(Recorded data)
□ □ □ □
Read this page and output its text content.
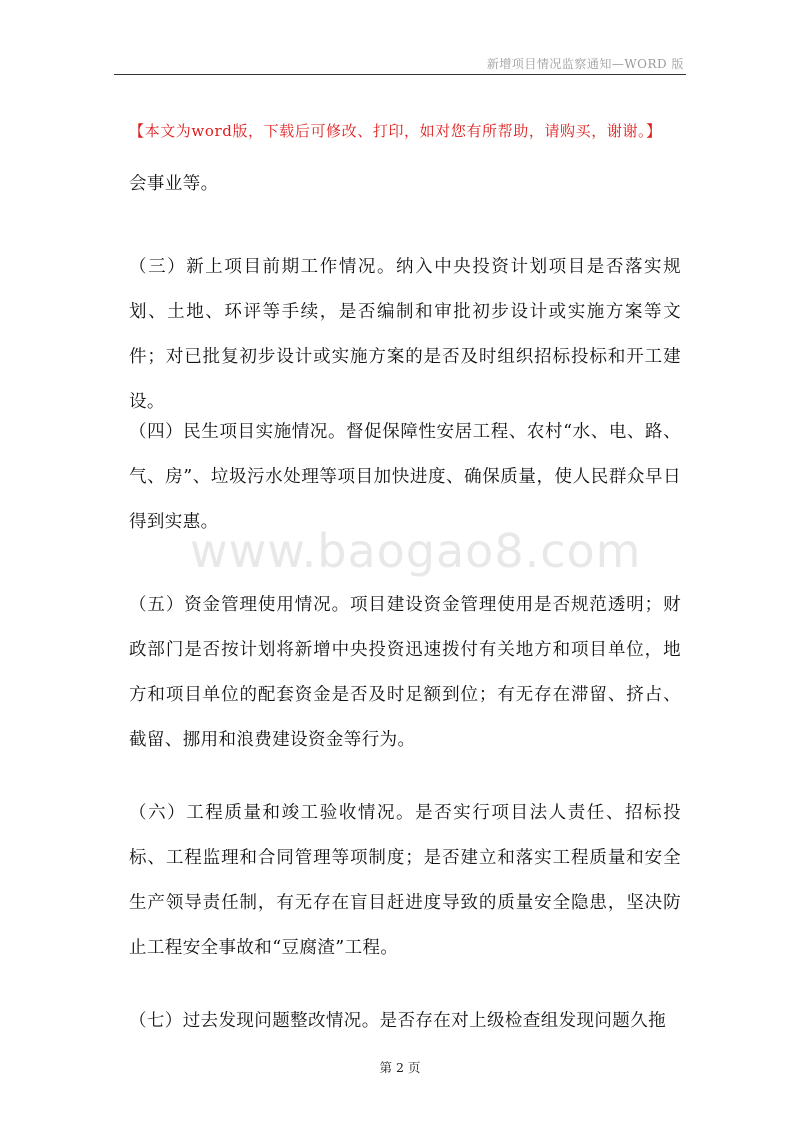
新增项目情况监察通知—WORD 版
【本文为word版，下载后可修改、打印，如对您有所帮助，请购买，谢谢。】
www.baogao8.com

会事业等。

（三）新上项目前期工作情况。纳入中央投资计划项目是否落实规划、土地、环评等手续，是否编制和审批初步设计或实施方案等文件；对已批复初步设计或实施方案的是否及时组织招标投标和开工建设。

（四）民生项目实施情况。督促保障性安居工程、农村“水、电、路、气、房”、垃圾污水处理等项目加快进度、确保质量，使人民群众早日得到实惠。

（五）资金管理使用情况。项目建设资金管理使用是否规范透明；财政部门是否按计划将新增中央投资迅速拨付有关地方和项目单位，地方和项目单位的配套资金是否及时足额到位；有无存在滞留、挤占、截留、挪用和浪费建设资金等行为。

（六）工程质量和竣工验收情况。是否实行项目法人责任、招标投标、工程监理和合同管理等项制度；是否建立和落实工程质量和安全生产领导责任制，有无存在盲目赶进度导致的质量安全隐患，坚决防止工程安全事故和“豆腐渣”工程。

（七）过去发现问题整改情况。是否存在对上级检查组发现问题久拖

第 2 页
□ □ □ □
■ **Task instructions**
Restate the full listing verbatim and drop every picture.

■ **Result**
Read this page and output its text content.
新增项目情况监察通知—WORD 版
【本文为word版，下载后可修改、打印，如对您有所帮助，请购买，谢谢。】
www.baogao8.com

会事业等。

（三）新上项目前期工作情况。纳入中央投资计划项目是否落实规划、土地、环评等手续，是否编制和审批初步设计或实施方案等文件；对已批复初步设计或实施方案的是否及时组织招标投标和开工建设。

（四）民生项目实施情况。督促保障性安居工程、农村“水、电、路、气、房”、垃圾污水处理等项目加快进度、确保质量，使人民群众早日得到实惠。

（五）资金管理使用情况。项目建设资金管理使用是否规范透明；财政部门是否按计划将新增中央投资迅速拨付有关地方和项目单位，地方和项目单位的配套资金是否及时足额到位；有无存在滞留、挤占、截留、挪用和浪费建设资金等行为。

（六）工程质量和竣工验收情况。是否实行项目法人责任、招标投标、工程监理和合同管理等项制度；是否建立和落实工程质量和安全生产领导责任制，有无存在盲目赶进度导致的质量安全隐患，坚决防止工程安全事故和“豆腐渣”工程。

（七）过去发现问题整改情况。是否存在对上级检查组发现问题久拖

第 2 页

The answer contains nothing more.